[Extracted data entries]
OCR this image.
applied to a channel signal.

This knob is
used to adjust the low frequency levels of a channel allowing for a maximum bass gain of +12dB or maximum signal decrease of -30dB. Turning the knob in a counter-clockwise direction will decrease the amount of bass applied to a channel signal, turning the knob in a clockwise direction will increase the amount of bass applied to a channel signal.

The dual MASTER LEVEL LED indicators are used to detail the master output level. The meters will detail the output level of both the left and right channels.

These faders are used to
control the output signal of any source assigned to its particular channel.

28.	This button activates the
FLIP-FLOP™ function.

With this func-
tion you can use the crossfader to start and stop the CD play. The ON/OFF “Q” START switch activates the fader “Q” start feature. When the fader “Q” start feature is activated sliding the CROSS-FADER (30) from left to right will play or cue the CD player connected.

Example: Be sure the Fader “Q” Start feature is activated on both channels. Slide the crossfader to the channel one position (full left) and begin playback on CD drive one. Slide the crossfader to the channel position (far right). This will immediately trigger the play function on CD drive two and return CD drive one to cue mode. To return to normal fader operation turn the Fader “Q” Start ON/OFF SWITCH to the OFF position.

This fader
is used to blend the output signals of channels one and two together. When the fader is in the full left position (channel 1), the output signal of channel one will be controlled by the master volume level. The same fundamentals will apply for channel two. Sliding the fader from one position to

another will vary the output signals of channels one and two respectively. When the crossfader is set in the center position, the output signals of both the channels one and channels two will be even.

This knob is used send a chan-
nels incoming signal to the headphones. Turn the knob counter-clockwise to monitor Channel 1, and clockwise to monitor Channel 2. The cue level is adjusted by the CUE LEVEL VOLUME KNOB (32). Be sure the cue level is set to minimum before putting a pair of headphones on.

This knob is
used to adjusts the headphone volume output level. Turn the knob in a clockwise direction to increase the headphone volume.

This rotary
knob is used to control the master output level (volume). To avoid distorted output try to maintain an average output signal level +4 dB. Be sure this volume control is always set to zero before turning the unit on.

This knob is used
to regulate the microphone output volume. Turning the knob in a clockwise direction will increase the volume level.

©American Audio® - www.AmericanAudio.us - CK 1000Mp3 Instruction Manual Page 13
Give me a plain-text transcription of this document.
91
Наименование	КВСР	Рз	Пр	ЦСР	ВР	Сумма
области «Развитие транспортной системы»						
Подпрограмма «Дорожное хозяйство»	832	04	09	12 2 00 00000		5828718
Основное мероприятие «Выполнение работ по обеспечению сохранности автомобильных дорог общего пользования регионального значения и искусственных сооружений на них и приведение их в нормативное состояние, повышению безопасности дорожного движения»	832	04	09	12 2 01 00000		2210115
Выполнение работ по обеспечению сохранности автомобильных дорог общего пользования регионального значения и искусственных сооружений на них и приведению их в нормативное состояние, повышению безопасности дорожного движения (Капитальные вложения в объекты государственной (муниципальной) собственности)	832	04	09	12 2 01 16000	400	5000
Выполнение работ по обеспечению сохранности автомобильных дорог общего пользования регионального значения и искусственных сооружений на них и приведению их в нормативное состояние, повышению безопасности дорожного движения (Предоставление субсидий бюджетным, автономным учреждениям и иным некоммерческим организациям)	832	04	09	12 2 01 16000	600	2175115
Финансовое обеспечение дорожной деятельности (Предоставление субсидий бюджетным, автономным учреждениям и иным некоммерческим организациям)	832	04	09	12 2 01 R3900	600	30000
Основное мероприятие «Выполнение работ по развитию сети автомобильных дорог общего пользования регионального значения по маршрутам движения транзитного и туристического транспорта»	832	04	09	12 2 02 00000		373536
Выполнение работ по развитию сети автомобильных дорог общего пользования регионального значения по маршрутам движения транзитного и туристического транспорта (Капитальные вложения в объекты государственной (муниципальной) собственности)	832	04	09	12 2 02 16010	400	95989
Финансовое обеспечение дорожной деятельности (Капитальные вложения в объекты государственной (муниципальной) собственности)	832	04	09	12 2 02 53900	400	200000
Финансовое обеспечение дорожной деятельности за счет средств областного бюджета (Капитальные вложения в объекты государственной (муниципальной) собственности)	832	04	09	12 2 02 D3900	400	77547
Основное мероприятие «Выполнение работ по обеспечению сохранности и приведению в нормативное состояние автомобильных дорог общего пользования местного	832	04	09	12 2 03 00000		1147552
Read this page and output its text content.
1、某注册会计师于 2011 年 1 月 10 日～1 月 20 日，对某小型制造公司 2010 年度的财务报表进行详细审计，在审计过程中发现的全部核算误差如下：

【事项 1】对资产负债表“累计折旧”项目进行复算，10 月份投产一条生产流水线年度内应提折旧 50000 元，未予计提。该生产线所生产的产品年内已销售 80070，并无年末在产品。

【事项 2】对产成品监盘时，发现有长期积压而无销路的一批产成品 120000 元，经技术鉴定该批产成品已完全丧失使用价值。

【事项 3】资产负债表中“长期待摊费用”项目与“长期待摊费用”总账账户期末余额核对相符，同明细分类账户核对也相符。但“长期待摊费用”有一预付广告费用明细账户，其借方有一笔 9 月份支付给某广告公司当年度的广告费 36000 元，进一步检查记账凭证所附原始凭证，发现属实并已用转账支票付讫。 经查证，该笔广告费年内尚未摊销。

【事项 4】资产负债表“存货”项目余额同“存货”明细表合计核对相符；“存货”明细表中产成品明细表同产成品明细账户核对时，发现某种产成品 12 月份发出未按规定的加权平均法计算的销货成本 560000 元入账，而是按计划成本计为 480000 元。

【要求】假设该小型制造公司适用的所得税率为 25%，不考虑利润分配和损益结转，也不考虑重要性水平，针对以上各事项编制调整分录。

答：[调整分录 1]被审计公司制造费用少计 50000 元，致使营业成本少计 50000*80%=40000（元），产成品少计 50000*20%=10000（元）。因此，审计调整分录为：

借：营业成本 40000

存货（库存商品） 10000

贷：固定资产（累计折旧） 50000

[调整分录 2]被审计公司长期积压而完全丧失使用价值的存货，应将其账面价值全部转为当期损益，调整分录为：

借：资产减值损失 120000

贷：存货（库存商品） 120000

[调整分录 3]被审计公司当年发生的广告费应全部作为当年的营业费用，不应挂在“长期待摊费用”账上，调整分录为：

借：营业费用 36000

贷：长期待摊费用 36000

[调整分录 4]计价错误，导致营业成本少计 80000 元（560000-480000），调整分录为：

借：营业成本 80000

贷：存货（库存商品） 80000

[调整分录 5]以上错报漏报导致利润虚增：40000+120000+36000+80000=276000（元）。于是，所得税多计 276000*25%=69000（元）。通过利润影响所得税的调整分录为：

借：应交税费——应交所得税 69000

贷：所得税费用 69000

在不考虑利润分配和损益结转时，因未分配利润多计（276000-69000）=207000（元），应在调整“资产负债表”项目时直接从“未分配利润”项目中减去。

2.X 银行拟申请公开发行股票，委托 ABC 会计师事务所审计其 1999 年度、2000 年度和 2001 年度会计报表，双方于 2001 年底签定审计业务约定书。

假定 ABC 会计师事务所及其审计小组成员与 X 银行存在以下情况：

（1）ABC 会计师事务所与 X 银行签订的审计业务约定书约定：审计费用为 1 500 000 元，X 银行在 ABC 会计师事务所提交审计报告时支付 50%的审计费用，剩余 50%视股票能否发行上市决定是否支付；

WRITTEN TASK: Take the data above and return it exactly.

RESULT:
OCR this image.
applied to a channel signal.

This knob is
used to adjust the low frequency levels of a channel allowing for a maximum bass gain of +12dB or maximum signal decrease of -30dB. Turning the knob in a counter-clockwise direction will decrease the amount of bass applied to a channel signal, turning the knob in a clockwise direction will increase the amount of bass applied to a channel signal.

The dual MASTER LEVEL LED indicators are used to detail the master output level. The meters will detail the output level of both the left and right channels.

These faders are used to
control the output signal of any source assigned to its particular channel.

28.	This button activates the
FLIP-FLOP™ function.

With this func-
tion you can use the crossfader to start and stop the CD play. The ON/OFF “Q” START switch activates the fader “Q” start feature. When the fader “Q” start feature is activated sliding the CROSS-FADER (30) from left to right will play or cue the CD player connected.

Example: Be sure the Fader “Q” Start feature is activated on both channels. Slide the crossfader to the channel one position (full left) and begin playback on CD drive one. Slide the crossfader to the channel position (far right). This will immediately trigger the play function on CD drive two and return CD drive one to cue mode. To return to normal fader operation turn the Fader “Q” Start ON/OFF SWITCH to the OFF position.

This fader
is used to blend the output signals of channels one and two together. When the fader is in the full left position (channel 1), the output signal of channel one will be controlled by the master volume level. The same fundamentals will apply for channel two. Sliding the fader from one position to

another will vary the output signals of channels one and two respectively. When the crossfader is set in the center position, the output signals of both the channels one and channels two will be even.

This knob is used send a chan-
nels incoming signal to the headphones. Turn the knob counter-clockwise to monitor Channel 1, and clockwise to monitor Channel 2. The cue level is adjusted by the CUE LEVEL VOLUME KNOB (32). Be sure the cue level is set to minimum before putting a pair of headphones on.

This knob is
used to adjusts the headphone volume output level. Turn the knob in a clockwise direction to increase the headphone volume.

This rotary
knob is used to control the master output level (volume). To avoid distorted output try to maintain an average output signal level +4 dB. Be sure this volume control is always set to zero before turning the unit on.

This knob is used
to regulate the microphone output volume. Turning the knob in a clockwise direction will increase the volume level.

©American Audio® - www.AmericanAudio.us - CK 1000Mp3 Instruction Manual Page 13
Give me a plain-text transcription of this document.
91
Наименование	КВСР	Рз	Пр	ЦСР	ВР	Сумма
области «Развитие транспортной системы»						
Подпрограмма «Дорожное хозяйство»	832	04	09	12 2 00 00000		5828718
Основное мероприятие «Выполнение работ по обеспечению сохранности автомобильных дорог общего пользования регионального значения и искусственных сооружений на них и приведение их в нормативное состояние, повышению безопасности дорожного движения»	832	04	09	12 2 01 00000		2210115
Выполнение работ по обеспечению сохранности автомобильных дорог общего пользования регионального значения и искусственных сооружений на них и приведению их в нормативное состояние, повышению безопасности дорожного движения (Капитальные вложения в объекты государственной (муниципальной) собственности)	832	04	09	12 2 01 16000	400	5000
Выполнение работ по обеспечению сохранности автомобильных дорог общего пользования регионального значения и искусственных сооружений на них и приведению их в нормативное состояние, повышению безопасности дорожного движения (Предоставление субсидий бюджетным, автономным учреждениям и иным некоммерческим организациям)	832	04	09	12 2 01 16000	600	2175115
Финансовое обеспечение дорожной деятельности (Предоставление субсидий бюджетным, автономным учреждениям и иным некоммерческим организациям)	832	04	09	12 2 01 R3900	600	30000
Основное мероприятие «Выполнение работ по развитию сети автомобильных дорог общего пользования регионального значения по маршрутам движения транзитного и туристического транспорта»	832	04	09	12 2 02 00000		373536
Выполнение работ по развитию сети автомобильных дорог общего пользования регионального значения по маршрутам движения транзитного и туристического транспорта (Капитальные вложения в объекты государственной (муниципальной) собственности)	832	04	09	12 2 02 16010	400	95989
Финансовое обеспечение дорожной деятельности (Капитальные вложения в объекты государственной (муниципальной) собственности)	832	04	09	12 2 02 53900	400	200000
Финансовое обеспечение дорожной деятельности за счет средств областного бюджета (Капитальные вложения в объекты государственной (муниципальной) собственности)	832	04	09	12 2 02 D3900	400	77547
Основное мероприятие «Выполнение работ по обеспечению сохранности и приведению в нормативное состояние автомобильных дорог общего пользования местного	832	04	09	12 2 03 00000		1147552
Read this page and output its text content.
1、某注册会计师于 2011 年 1 月 10 日～1 月 20 日，对某小型制造公司 2010 年度的财务报表进行详细审计，在审计过程中发现的全部核算误差如下：

【事项 1】对资产负债表“累计折旧”项目进行复算，10 月份投产一条生产流水线年度内应提折旧 50000 元，未予计提。该生产线所生产的产品年内已销售 80070，并无年末在产品。

【事项 2】对产成品监盘时，发现有长期积压而无销路的一批产成品 120000 元，经技术鉴定该批产成品已完全丧失使用价值。

【事项 3】资产负债表中“长期待摊费用”项目与“长期待摊费用”总账账户期末余额核对相符，同明细分类账户核对也相符。但“长期待摊费用”有一预付广告费用明细账户，其借方有一笔 9 月份支付给某广告公司当年度的广告费 36000 元，进一步检查记账凭证所附原始凭证，发现属实并已用转账支票付讫。 经查证，该笔广告费年内尚未摊销。

【事项 4】资产负债表“存货”项目余额同“存货”明细表合计核对相符；“存货”明细表中产成品明细表同产成品明细账户核对时，发现某种产成品 12 月份发出未按规定的加权平均法计算的销货成本 560000 元入账，而是按计划成本计为 480000 元。

【要求】假设该小型制造公司适用的所得税率为 25%，不考虑利润分配和损益结转，也不考虑重要性水平，针对以上各事项编制调整分录。

答：[调整分录 1]被审计公司制造费用少计 50000 元，致使营业成本少计 50000*80%=40000（元），产成品少计 50000*20%=10000（元）。因此，审计调整分录为：

借：营业成本 40000

存货（库存商品） 10000

贷：固定资产（累计折旧） 50000

[调整分录 2]被审计公司长期积压而完全丧失使用价值的存货，应将其账面价值全部转为当期损益，调整分录为：

借：资产减值损失 120000

贷：存货（库存商品） 120000

[调整分录 3]被审计公司当年发生的广告费应全部作为当年的营业费用，不应挂在“长期待摊费用”账上，调整分录为：

借：营业费用 36000

贷：长期待摊费用 36000

[调整分录 4]计价错误，导致营业成本少计 80000 元（560000-480000），调整分录为：

借：营业成本 80000

贷：存货（库存商品） 80000

[调整分录 5]以上错报漏报导致利润虚增：40000+120000+36000+80000=276000（元）。于是，所得税多计 276000*25%=69000（元）。通过利润影响所得税的调整分录为：

借：应交税费——应交所得税 69000

贷：所得税费用 69000

在不考虑利润分配和损益结转时，因未分配利润多计（276000-69000）=207000（元），应在调整“资产负债表”项目时直接从“未分配利润”项目中减去。

2.X 银行拟申请公开发行股票，委托 ABC 会计师事务所审计其 1999 年度、2000 年度和 2001 年度会计报表，双方于 2001 年底签定审计业务约定书。

假定 ABC 会计师事务所及其审计小组成员与 X 银行存在以下情况：

（1）ABC 会计师事务所与 X 银行签订的审计业务约定书约定：审计费用为 1 500 000 元，X 银行在 ABC 会计师事务所提交审计报告时支付 50%的审计费用，剩余 50%视股票能否发行上市决定是否支付；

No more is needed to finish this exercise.